RECORDS →
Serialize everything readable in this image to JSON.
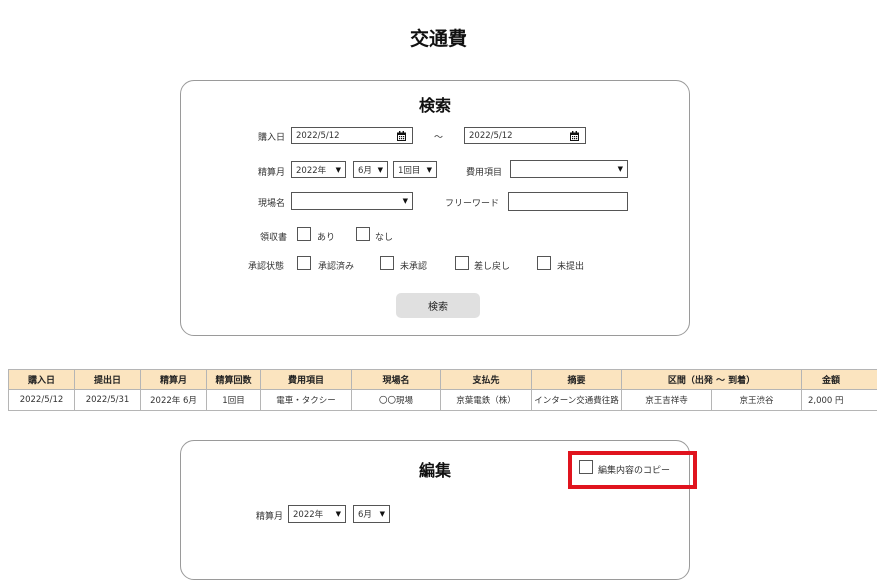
{
  "page": {
    "title": "交通費"
  },
  "search": {
    "title": "検索",
    "purchase_date_label": "購入日",
    "purchase_date_from": "2022/5/12",
    "range_sep": "～",
    "purchase_date_to": "2022/5/12",
    "settle_month_label": "精算月",
    "settle_year": "2022年",
    "settle_month": "6月",
    "settle_count": "1回目",
    "expense_item_label": "費用項目",
    "expense_item_value": "",
    "site_label": "現場名",
    "site_value": "",
    "freeword_label": "フリーワード",
    "freeword_value": "",
    "receipt_label": "領収書",
    "receipt_options": [
      "あり",
      "なし"
    ],
    "approval_label": "承認状態",
    "approval_options": [
      "承認済み",
      "未承認",
      "差し戻し",
      "未提出"
    ],
    "search_button": "検索"
  },
  "table": {
    "headers": [
      "購入日",
      "提出日",
      "精算月",
      "精算回数",
      "費用項目",
      "現場名",
      "支払先",
      "摘要",
      "区間（出発 ～ 到着）",
      "金額"
    ],
    "rows": [
      [
        "2022/5/12",
        "2022/5/31",
        "2022年 6月",
        "1回目",
        "電車・タクシー",
        "〇〇現場",
        "京葉電鉄（株）",
        "インターン交通費往路",
        "京王吉祥寺",
        "京王渋谷",
        "2,000 円"
      ]
    ]
  },
  "edit": {
    "title": "編集",
    "copy_label": "編集内容のコピー",
    "settle_month_label": "精算月",
    "settle_year": "2022年",
    "settle_month": "6月"
  },
  "colors": {
    "header_bg": "#fbe4bf",
    "highlight": "#e0141e",
    "button_bg": "#e0e0e0"
  }
}
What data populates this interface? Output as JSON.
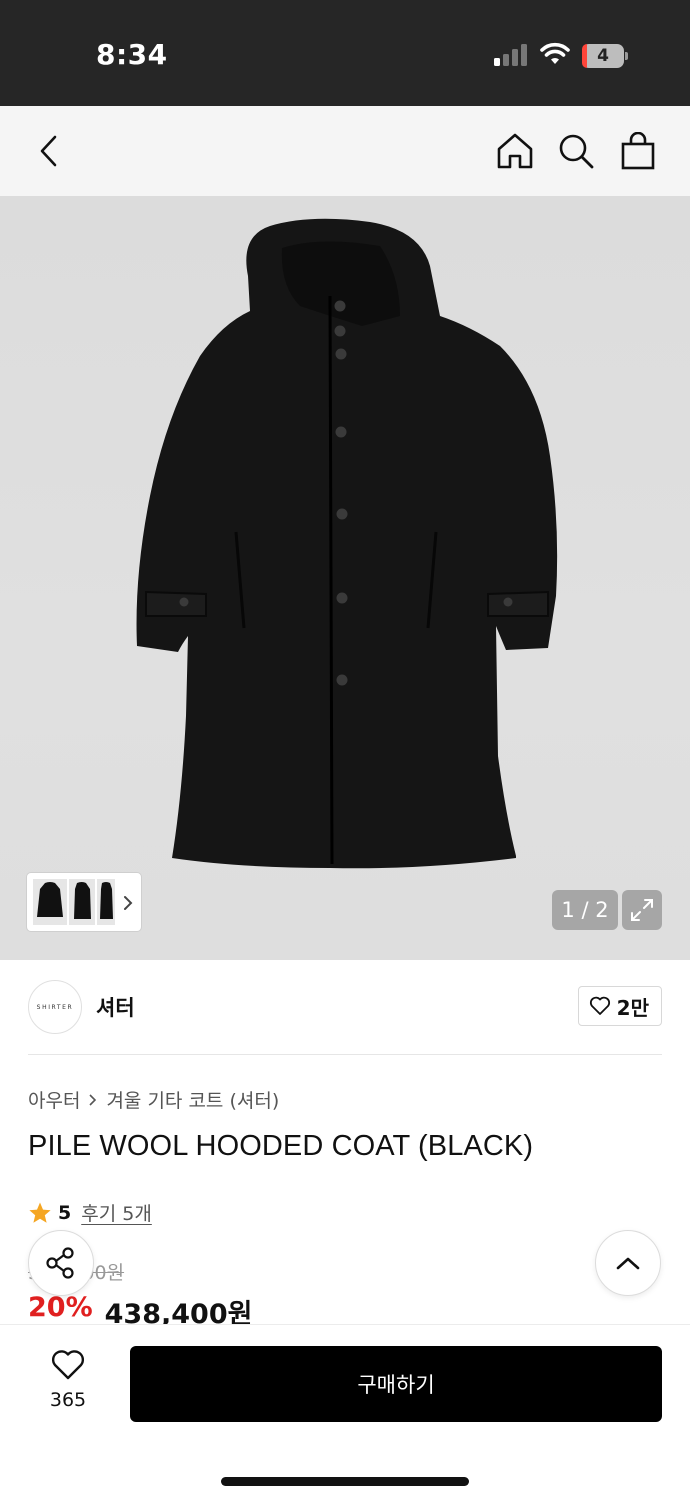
{
  "status_bar": {
    "time": "8:34",
    "battery": "4"
  },
  "nav": {
    "icons": [
      "back-icon",
      "home-icon",
      "search-icon",
      "shopping-bag-icon"
    ]
  },
  "gallery": {
    "page_indicator": "1 / 2",
    "thumbnail_count": 3
  },
  "brand": {
    "logo_text": "SHIRTER",
    "name": "셔터",
    "likes": "2만"
  },
  "breadcrumb": {
    "category": "아우터",
    "subcategory": "겨울 기타 코트 (셔터)"
  },
  "product": {
    "title": "PILE WOOL HOODED COAT (BLACK)",
    "rating": "5",
    "review_label": "후기 5개",
    "original_price": "548,000원",
    "discount": "20%",
    "price": "438,400원"
  },
  "bottom_bar": {
    "wish_count": "365",
    "buy_label": "구매하기"
  },
  "colors": {
    "accent_discount": "#e02020",
    "star": "#f5a623",
    "buy_button": "#000000"
  }
}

DIRECTION → Write out each line of the data exactly; the images should be left out.

THE RESPONSE →
Serialize everything readable in this image to JSON.
{
  "page": {
    "title": "交通費"
  },
  "search": {
    "title": "検索",
    "purchase_date_label": "購入日",
    "purchase_date_from": "2022/5/12",
    "range_sep": "～",
    "purchase_date_to": "2022/5/12",
    "settle_month_label": "精算月",
    "settle_year": "2022年",
    "settle_month": "6月",
    "settle_count": "1回目",
    "expense_item_label": "費用項目",
    "expense_item_value": "",
    "site_label": "現場名",
    "site_value": "",
    "freeword_label": "フリーワード",
    "freeword_value": "",
    "receipt_label": "領収書",
    "receipt_options": [
      "あり",
      "なし"
    ],
    "approval_label": "承認状態",
    "approval_options": [
      "承認済み",
      "未承認",
      "差し戻し",
      "未提出"
    ],
    "search_button": "検索"
  },
  "table": {
    "headers": [
      "購入日",
      "提出日",
      "精算月",
      "精算回数",
      "費用項目",
      "現場名",
      "支払先",
      "摘要",
      "区間（出発 ～ 到着）",
      "金額"
    ],
    "rows": [
      [
        "2022/5/12",
        "2022/5/31",
        "2022年 6月",
        "1回目",
        "電車・タクシー",
        "〇〇現場",
        "京葉電鉄（株）",
        "インターン交通費往路",
        "京王吉祥寺",
        "京王渋谷",
        "2,000 円"
      ]
    ]
  },
  "edit": {
    "title": "編集",
    "copy_label": "編集内容のコピー",
    "settle_month_label": "精算月",
    "settle_year": "2022年",
    "settle_month": "6月"
  },
  "colors": {
    "header_bg": "#fbe4bf",
    "highlight": "#e0141e",
    "button_bg": "#e0e0e0"
  }
}
What data populates this interface? Output as JSON.
{
  "status_bar": {
    "time": "8:34",
    "battery": "4"
  },
  "nav": {
    "icons": [
      "back-icon",
      "home-icon",
      "search-icon",
      "shopping-bag-icon"
    ]
  },
  "gallery": {
    "page_indicator": "1 / 2",
    "thumbnail_count": 3
  },
  "brand": {
    "logo_text": "SHIRTER",
    "name": "셔터",
    "likes": "2만"
  },
  "breadcrumb": {
    "category": "아우터",
    "subcategory": "겨울 기타 코트 (셔터)"
  },
  "product": {
    "title": "PILE WOOL HOODED COAT (BLACK)",
    "rating": "5",
    "review_label": "후기 5개",
    "original_price": "548,000원",
    "discount": "20%",
    "price": "438,400원"
  },
  "bottom_bar": {
    "wish_count": "365",
    "buy_label": "구매하기"
  },
  "colors": {
    "accent_discount": "#e02020",
    "star": "#f5a623",
    "buy_button": "#000000"
  }
}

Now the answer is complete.